وَأَنِ احْكُم بَيْنَهُم بِمَا أَنزَلَ اللّهُ وَلاَ تَتَّبِعْ أَهْوَاءهُمْ وَاحْذَرْهُمْ أَن يَفْتِنُوكَ عَن بَعْضِ مَا أَنزَلَ اللّهُ إِلَيْكَ فَإِن تَوَلَّوْاْ فَاعْلَمْ أَنَّمَا يُرِيدُ اللّهُ أَن يُصِيبَهُم بِبَعْضِ ذُنُوبِهِمْ وَإِنَّ كَثِيراً مِّنَ النَّاسِ لَفَاسِقُونَ (49) أَفَحُكْمَ الْجَاهِلِيَّةِ يَبْغُونَ وَمَنْ أَحْسَنُ مِنَ اللّهِ حُكْماً لِّقَوْمٍ يُوقِنُونَ (50)

Baris Hasil Ekstraksi →
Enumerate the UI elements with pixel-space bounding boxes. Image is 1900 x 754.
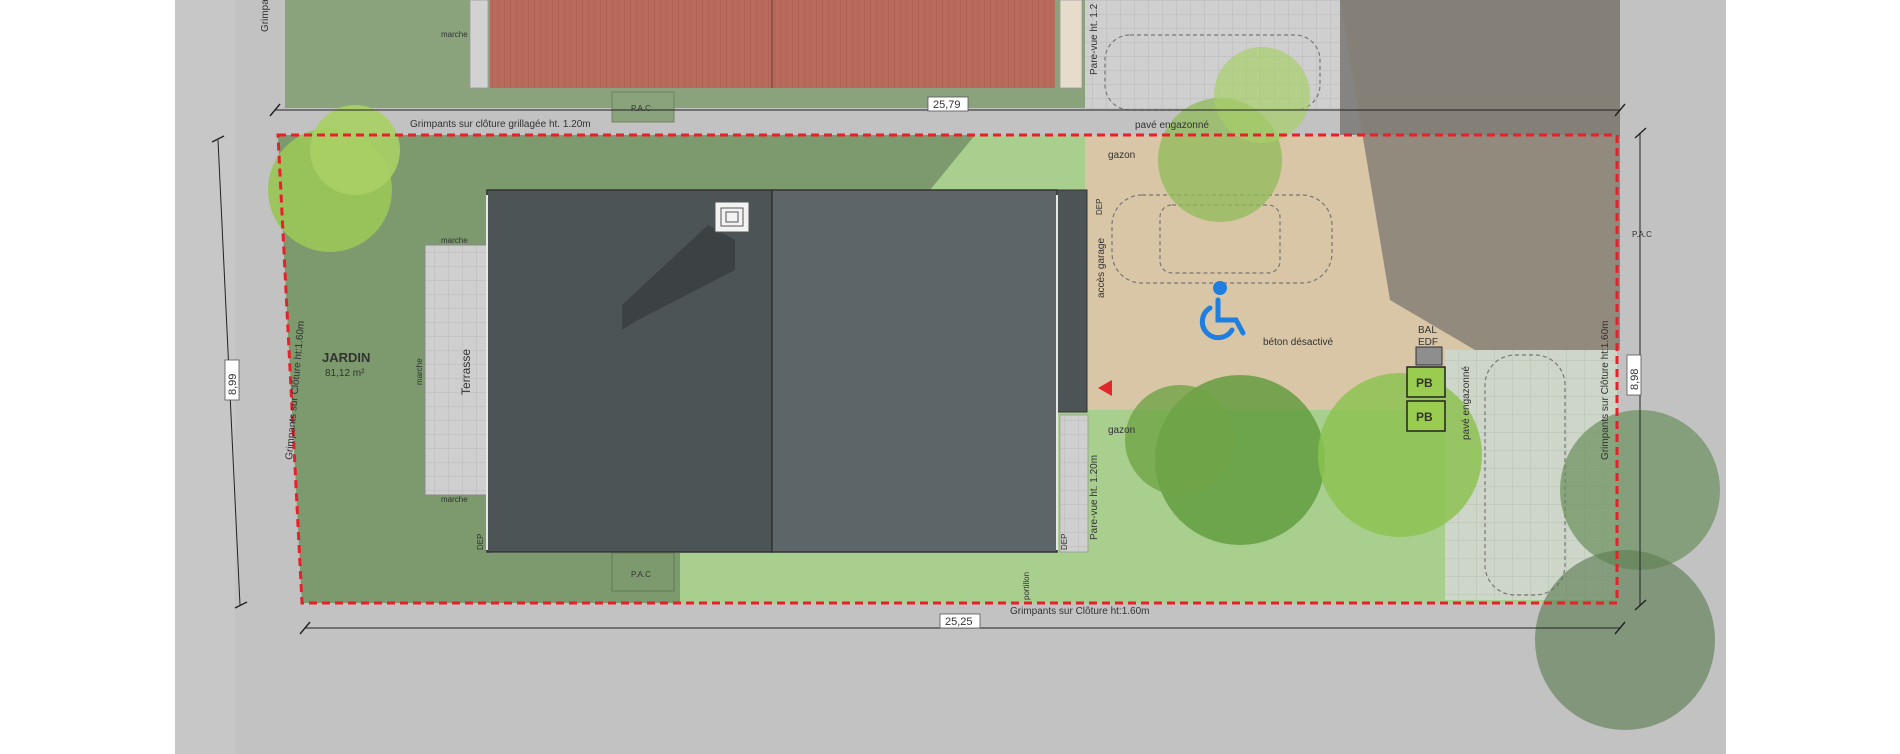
- marche-label-neighbor: marche: [441, 30, 468, 39]
- site-plan: JARDIN 81,12 m² Terrasse marche marche m…: [0, 0, 1900, 754]
- pb-label-1: PB: [1416, 376, 1433, 390]
- jardin-label: JARDIN: [322, 350, 370, 365]
- marche-label-top: marche: [441, 236, 468, 245]
- dim-top: 25,79: [933, 99, 961, 111]
- dep-label-right-top: DEP: [1095, 199, 1104, 215]
- dep-label-right-bottom: DEP: [1060, 534, 1069, 550]
- marche-label-side: marche: [415, 358, 424, 385]
- pac-label-bottom: P.A.C: [631, 570, 651, 579]
- pare-vue-label-top: Pare-vue ht. 1.2: [1089, 3, 1100, 75]
- dim-left: 8,99: [227, 374, 239, 395]
- pare-vue-label: Pare-vue ht. 1.20m: [1089, 455, 1100, 540]
- terrace: [424, 244, 491, 496]
- pave-engazonne-label-top: pavé engazonné: [1135, 120, 1209, 131]
- grimpants-bottom-label: Grimpants sur Clôture ht:1.60m: [1010, 606, 1150, 617]
- pb-label-2: PB: [1416, 410, 1433, 424]
- dep-label-left: DEP: [476, 534, 485, 550]
- beton-label: béton désactivé: [1263, 337, 1333, 348]
- gazon-label-bottom: gazon: [1108, 425, 1135, 436]
- dim-bottom: 25,25: [945, 616, 973, 628]
- pac-label-top: P.A.C: [631, 104, 651, 113]
- chimney-icon: [714, 201, 750, 233]
- pac-label-right: P.A.C: [1632, 230, 1652, 239]
- bal-label: BAL: [1418, 325, 1437, 336]
- gazon-label-top: gazon: [1108, 150, 1135, 161]
- acces-garage-label: accès garage: [1096, 238, 1107, 298]
- grimpants-top-label: Grimpants sur clôture grillagée ht. 1.20…: [410, 119, 591, 130]
- terrasse-label: Terrasse: [459, 349, 473, 395]
- pave-engazonne-label-right: pavé engazonné: [1461, 366, 1472, 440]
- dim-right: 8,98: [1629, 369, 1641, 390]
- edf-label: EDF: [1418, 337, 1438, 348]
- jardin-area-label: 81,12 m²: [325, 368, 365, 379]
- grimpants-right-label: Grimpants sur Clôture ht:1.60m: [1600, 321, 1611, 461]
- portillon-label: portillon: [1022, 572, 1031, 600]
- house-roof-right: [771, 189, 1058, 553]
- marche-label-bottom: marche: [441, 495, 468, 504]
- grimpants-top-left-label: Grimpa: [260, 0, 271, 32]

Soal →
(1) Tentukan apakah setiap pernyataan berikut sesuai dengan kutipan ayat: (a) ada larangan mengikuti hawa nafsu mereka; (b) hanya sedikit manusia yang disebut fasik; (c) ada pertanyaan siapa yang lebih baik hukumnya daripada Allah bagi kaum yang yakin. Jawab ya atau tidak, lalu kutip kata-kata penentunya persis seperti dalam teks.
(2) Ubah paragraf kutipan ayat yang diawali "وَأَنِ احْكُم بَيْنَهُم" menjadi daftar poin berbahasa Indonesia yang memuat semua pokok isinya.
Baris-baris hasil ekstraksi itu tidak diperlukan.

Jawaban Soal →
(1)
(a) Ya: "وَلاَ تَتَّبِعْ أَهْوَاءهُمْ"
(b) Tidak: "وَإِنَّ كَثِيراً مِّنَ النَّاسِ لَفَاسِقُونَ"
(c) Ya: "وَمَنْ أَحْسَنُ مِنَ اللّهِ حُكْماً لِّقَوْمٍ يُوقِنُونَ"

(2)
- Putuskan perkara di antara mereka menurut apa yang diturunkan Allah.
- Jangan mengikuti hawa nafsu mereka.
- Waspadai mereka agar tidak memalingkanmu dari sebagian yang diturunkan Allah kepadamu.
- Jika mereka berpaling, ketahuilah bahwa Allah hendak menimpakan musibah kepada mereka karena sebagian dosa mereka.
- Banyak manusia adalah orang fasik.
- Apakah hukum jahiliah yang mereka kehendaki?
- Tidak ada yang lebih baik hukumnya daripada Allah bagi kaum yang yakin.